• Data entries:
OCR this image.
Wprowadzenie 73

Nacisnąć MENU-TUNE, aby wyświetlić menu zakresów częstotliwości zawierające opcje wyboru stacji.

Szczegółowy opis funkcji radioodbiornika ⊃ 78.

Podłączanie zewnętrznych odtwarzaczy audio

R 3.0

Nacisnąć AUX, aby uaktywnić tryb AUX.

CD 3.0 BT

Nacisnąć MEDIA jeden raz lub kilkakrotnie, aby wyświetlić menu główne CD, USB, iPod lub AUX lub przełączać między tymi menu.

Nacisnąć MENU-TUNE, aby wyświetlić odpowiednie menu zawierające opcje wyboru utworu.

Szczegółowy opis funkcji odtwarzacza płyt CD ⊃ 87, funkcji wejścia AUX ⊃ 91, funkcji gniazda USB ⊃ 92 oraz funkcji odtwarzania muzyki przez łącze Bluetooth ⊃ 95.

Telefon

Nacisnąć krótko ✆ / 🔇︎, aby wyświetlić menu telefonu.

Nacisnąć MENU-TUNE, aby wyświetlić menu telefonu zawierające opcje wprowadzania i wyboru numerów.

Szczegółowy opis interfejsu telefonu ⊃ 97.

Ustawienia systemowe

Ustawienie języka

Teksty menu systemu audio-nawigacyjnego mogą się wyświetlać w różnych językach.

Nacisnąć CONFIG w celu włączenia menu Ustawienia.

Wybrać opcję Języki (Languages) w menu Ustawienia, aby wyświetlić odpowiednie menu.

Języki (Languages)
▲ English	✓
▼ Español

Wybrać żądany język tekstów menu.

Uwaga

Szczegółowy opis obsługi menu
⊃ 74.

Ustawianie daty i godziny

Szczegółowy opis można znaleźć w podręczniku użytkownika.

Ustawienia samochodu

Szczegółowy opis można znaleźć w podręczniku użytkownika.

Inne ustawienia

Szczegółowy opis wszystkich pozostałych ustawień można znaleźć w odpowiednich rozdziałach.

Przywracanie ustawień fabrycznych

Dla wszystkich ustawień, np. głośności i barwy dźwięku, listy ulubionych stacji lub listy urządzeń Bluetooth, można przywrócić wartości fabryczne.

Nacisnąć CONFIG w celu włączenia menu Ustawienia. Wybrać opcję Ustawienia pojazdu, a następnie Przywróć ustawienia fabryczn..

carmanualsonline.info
* * *
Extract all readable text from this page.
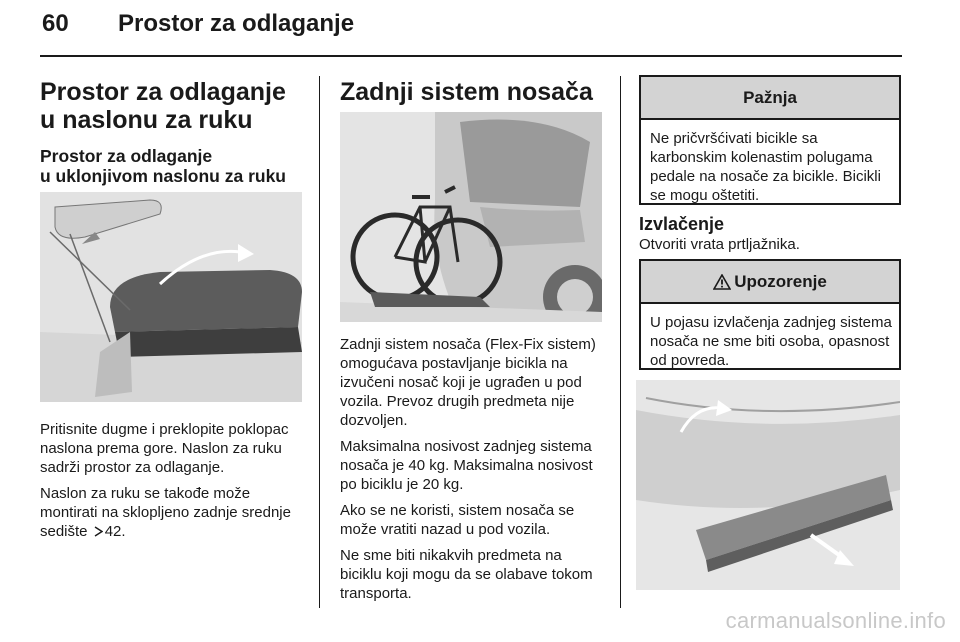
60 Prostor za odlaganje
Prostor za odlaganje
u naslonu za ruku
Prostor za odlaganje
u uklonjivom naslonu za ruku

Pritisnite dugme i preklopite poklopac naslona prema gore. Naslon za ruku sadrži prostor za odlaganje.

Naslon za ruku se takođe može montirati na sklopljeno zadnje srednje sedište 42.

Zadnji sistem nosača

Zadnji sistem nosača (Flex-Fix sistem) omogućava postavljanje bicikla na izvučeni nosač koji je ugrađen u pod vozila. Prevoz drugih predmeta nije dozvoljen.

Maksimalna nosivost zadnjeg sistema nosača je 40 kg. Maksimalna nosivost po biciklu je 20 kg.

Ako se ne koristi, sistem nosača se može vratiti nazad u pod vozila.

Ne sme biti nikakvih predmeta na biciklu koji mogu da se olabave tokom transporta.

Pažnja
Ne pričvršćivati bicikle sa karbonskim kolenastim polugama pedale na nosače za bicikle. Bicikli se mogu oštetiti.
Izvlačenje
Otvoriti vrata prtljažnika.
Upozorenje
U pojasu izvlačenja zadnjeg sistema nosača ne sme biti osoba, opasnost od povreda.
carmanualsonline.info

• What you are asked to do:
Copy every line of the records above that contains "biciklu".

• Answer to the problem:
Maksimalna nosivost zadnjeg sistema nosača je 40 kg. Maksimalna nosivost po biciklu je 20 kg.
Ne sme biti nikakvih predmeta na biciklu koji mogu da se olabave tokom transporta.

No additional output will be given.